Dataset entries:

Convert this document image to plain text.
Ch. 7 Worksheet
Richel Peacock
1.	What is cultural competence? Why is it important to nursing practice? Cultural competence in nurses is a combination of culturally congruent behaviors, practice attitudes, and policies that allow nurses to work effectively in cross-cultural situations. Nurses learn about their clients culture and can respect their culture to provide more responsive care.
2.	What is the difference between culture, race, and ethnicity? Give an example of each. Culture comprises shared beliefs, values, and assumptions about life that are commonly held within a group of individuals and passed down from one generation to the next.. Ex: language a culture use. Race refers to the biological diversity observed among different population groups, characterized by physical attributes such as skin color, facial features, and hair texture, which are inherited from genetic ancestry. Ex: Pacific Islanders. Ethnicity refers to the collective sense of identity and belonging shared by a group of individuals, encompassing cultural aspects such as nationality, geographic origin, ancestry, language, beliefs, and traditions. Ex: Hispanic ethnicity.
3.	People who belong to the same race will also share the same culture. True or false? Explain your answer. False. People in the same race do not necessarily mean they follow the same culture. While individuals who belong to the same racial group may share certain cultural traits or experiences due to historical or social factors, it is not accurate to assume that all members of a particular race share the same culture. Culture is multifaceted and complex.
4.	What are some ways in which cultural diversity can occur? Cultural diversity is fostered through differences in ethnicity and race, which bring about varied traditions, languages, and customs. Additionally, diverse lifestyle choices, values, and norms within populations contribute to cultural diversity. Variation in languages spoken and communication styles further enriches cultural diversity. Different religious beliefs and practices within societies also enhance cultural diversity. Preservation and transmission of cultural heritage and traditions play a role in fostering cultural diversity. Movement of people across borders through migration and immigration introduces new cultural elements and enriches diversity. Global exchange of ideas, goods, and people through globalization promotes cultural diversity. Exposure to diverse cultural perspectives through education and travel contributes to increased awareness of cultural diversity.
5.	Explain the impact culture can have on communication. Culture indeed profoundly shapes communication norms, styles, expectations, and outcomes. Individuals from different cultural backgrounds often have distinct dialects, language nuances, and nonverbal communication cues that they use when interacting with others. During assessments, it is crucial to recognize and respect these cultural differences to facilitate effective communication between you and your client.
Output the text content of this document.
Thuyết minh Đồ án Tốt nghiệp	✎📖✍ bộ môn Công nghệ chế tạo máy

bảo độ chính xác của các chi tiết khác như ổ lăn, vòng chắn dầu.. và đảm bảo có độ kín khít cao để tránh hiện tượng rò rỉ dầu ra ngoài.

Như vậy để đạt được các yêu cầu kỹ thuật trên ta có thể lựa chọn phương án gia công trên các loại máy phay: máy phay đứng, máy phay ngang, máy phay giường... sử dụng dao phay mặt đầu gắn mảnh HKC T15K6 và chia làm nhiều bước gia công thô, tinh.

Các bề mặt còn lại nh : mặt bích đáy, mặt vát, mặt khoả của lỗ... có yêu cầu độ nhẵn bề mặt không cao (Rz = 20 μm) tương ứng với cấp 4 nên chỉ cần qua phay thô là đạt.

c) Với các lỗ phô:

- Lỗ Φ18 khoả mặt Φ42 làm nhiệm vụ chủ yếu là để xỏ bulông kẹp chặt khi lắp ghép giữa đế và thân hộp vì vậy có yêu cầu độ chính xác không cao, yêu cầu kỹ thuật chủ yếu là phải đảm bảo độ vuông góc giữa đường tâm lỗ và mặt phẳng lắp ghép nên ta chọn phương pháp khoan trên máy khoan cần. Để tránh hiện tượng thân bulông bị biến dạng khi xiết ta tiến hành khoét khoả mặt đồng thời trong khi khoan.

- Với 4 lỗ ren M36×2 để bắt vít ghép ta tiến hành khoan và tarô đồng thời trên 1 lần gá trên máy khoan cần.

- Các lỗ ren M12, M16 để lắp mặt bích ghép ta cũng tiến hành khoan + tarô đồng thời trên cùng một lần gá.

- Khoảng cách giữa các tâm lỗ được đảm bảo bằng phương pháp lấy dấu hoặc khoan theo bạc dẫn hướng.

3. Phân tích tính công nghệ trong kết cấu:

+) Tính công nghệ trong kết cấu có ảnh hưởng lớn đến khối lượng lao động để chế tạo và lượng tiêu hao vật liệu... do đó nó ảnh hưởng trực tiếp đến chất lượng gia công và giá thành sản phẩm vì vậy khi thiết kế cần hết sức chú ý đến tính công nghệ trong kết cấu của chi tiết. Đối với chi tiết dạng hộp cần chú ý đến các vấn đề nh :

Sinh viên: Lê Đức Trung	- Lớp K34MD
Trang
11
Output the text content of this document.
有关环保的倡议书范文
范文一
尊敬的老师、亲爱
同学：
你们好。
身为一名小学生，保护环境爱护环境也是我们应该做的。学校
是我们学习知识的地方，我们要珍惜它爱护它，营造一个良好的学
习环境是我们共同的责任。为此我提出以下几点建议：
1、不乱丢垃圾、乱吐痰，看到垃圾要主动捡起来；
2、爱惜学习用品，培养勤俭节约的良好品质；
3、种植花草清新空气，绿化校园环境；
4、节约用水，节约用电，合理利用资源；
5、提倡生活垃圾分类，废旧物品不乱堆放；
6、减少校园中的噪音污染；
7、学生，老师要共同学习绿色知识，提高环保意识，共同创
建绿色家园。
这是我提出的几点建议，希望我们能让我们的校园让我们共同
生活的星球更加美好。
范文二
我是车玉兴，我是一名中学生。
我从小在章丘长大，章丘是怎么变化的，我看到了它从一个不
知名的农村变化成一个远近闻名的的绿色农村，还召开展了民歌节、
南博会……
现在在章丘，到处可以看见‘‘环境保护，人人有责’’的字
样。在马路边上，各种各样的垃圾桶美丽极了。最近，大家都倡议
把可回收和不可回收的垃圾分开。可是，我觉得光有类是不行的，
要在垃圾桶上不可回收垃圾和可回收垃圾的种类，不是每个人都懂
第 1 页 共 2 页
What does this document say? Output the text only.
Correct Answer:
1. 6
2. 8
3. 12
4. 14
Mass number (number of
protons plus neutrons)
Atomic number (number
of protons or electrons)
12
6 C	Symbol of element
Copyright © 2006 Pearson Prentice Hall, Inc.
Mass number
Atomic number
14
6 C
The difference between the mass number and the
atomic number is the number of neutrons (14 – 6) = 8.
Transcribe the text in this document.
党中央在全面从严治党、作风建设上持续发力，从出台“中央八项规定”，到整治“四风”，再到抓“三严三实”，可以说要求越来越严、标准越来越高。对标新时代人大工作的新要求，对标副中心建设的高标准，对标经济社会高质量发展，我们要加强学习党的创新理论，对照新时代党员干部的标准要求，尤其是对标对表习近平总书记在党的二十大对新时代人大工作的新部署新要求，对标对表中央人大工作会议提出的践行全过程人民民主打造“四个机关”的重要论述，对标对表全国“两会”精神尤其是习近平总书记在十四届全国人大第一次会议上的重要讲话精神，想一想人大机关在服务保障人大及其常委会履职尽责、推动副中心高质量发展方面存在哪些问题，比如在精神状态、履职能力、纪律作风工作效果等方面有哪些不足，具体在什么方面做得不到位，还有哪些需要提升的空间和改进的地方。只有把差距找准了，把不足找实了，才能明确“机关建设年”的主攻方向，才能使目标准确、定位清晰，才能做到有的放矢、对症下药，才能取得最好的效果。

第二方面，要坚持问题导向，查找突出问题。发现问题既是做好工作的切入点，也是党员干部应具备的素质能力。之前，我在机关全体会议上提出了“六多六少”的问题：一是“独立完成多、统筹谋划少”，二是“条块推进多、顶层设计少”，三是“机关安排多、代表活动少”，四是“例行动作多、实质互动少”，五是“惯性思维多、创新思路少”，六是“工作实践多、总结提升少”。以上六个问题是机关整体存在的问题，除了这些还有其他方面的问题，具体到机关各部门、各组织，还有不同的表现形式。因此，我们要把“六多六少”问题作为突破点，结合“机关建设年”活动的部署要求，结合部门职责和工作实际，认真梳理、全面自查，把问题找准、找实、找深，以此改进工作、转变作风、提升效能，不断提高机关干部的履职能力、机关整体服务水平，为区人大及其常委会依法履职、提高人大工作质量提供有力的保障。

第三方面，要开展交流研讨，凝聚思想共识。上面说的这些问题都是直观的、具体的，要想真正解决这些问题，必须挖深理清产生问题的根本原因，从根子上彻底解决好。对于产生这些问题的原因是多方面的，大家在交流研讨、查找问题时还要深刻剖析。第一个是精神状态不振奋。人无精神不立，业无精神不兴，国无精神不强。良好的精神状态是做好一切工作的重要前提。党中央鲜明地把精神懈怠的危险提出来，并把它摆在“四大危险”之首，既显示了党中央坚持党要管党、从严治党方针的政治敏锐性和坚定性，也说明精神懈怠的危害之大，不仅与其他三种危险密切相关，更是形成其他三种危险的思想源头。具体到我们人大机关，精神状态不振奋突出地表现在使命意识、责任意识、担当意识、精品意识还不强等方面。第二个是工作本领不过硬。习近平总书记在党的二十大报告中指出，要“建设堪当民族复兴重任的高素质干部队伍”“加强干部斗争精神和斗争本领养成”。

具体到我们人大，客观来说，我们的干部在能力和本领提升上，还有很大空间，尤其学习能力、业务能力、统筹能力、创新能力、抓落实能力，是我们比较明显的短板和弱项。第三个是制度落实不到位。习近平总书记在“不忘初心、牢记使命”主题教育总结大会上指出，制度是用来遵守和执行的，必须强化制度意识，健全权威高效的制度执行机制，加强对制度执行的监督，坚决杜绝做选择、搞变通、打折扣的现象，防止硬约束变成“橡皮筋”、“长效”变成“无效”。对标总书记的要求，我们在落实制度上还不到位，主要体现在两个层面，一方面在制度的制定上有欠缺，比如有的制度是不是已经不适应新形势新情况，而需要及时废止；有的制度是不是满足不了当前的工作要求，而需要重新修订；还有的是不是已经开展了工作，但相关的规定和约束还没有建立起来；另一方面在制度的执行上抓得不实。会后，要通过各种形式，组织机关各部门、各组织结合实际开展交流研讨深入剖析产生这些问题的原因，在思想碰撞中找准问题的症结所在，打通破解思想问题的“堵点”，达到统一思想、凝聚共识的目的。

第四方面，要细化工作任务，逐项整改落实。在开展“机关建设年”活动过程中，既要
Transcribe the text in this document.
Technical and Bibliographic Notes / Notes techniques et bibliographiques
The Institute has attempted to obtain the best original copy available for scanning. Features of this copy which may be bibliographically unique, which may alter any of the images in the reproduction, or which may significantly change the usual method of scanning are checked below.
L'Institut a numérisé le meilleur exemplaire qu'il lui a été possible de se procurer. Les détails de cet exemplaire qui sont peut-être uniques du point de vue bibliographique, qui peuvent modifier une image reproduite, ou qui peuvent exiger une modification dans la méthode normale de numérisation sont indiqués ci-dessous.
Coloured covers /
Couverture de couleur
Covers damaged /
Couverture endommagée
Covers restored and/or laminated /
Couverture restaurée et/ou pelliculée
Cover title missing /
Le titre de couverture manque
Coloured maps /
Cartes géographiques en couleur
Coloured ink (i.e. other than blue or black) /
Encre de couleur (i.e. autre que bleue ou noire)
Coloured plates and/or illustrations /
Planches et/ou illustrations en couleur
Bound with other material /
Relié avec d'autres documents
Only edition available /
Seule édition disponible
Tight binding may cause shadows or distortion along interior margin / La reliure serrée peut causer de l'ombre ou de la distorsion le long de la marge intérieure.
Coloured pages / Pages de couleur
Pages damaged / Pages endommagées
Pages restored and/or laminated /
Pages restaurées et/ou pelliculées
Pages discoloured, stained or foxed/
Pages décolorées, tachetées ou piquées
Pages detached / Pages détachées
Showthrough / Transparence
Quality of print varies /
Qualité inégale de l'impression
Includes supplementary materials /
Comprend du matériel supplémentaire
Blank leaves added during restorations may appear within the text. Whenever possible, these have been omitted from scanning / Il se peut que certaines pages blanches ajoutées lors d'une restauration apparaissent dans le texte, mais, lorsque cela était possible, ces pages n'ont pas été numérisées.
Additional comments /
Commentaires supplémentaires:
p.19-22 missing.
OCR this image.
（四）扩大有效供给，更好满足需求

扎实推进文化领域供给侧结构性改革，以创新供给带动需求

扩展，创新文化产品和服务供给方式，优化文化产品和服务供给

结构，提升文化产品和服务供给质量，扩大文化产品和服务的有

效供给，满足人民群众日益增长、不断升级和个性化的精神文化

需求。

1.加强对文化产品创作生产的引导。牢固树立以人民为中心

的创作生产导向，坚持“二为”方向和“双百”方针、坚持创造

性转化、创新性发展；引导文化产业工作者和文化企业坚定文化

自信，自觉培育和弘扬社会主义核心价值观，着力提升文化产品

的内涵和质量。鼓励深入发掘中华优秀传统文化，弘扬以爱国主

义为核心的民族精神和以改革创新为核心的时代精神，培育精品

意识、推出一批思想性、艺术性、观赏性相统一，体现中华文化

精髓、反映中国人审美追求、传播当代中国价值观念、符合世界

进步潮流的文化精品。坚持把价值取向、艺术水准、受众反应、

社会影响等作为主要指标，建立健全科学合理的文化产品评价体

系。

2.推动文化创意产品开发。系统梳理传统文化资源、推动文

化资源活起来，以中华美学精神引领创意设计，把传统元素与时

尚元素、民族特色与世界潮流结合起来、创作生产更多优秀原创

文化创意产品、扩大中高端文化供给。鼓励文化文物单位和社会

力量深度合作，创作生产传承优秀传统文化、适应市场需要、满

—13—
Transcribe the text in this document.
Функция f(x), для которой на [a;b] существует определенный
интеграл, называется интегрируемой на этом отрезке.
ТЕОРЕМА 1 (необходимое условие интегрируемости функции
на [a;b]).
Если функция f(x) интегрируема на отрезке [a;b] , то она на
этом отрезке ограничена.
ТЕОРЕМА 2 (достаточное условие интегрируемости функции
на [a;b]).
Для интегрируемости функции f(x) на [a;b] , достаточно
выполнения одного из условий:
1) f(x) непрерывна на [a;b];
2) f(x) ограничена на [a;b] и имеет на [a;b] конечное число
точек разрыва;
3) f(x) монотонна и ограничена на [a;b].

Required work:
Look above for every line with the word "respect" and copy it.

The result:
1.	What is cultural competence? Why is it important to nursing practice? Cultural competence in nurses is a combination of culturally congruent behaviors, practice attitudes, and policies that allow nurses to work effectively in cross-cultural situations. Nurses learn about their clients culture and can respect their culture to provide more responsive care.
5.	Explain the impact culture can have on communication. Culture indeed profoundly shapes communication norms, styles, expectations, and outcomes. Individuals from different cultural backgrounds often have distinct dialects, language nuances, and nonverbal communication cues that they use when interacting with others. During assessments, it is crucial to recognize and respect these cultural differences to facilitate effective communication between you and your client.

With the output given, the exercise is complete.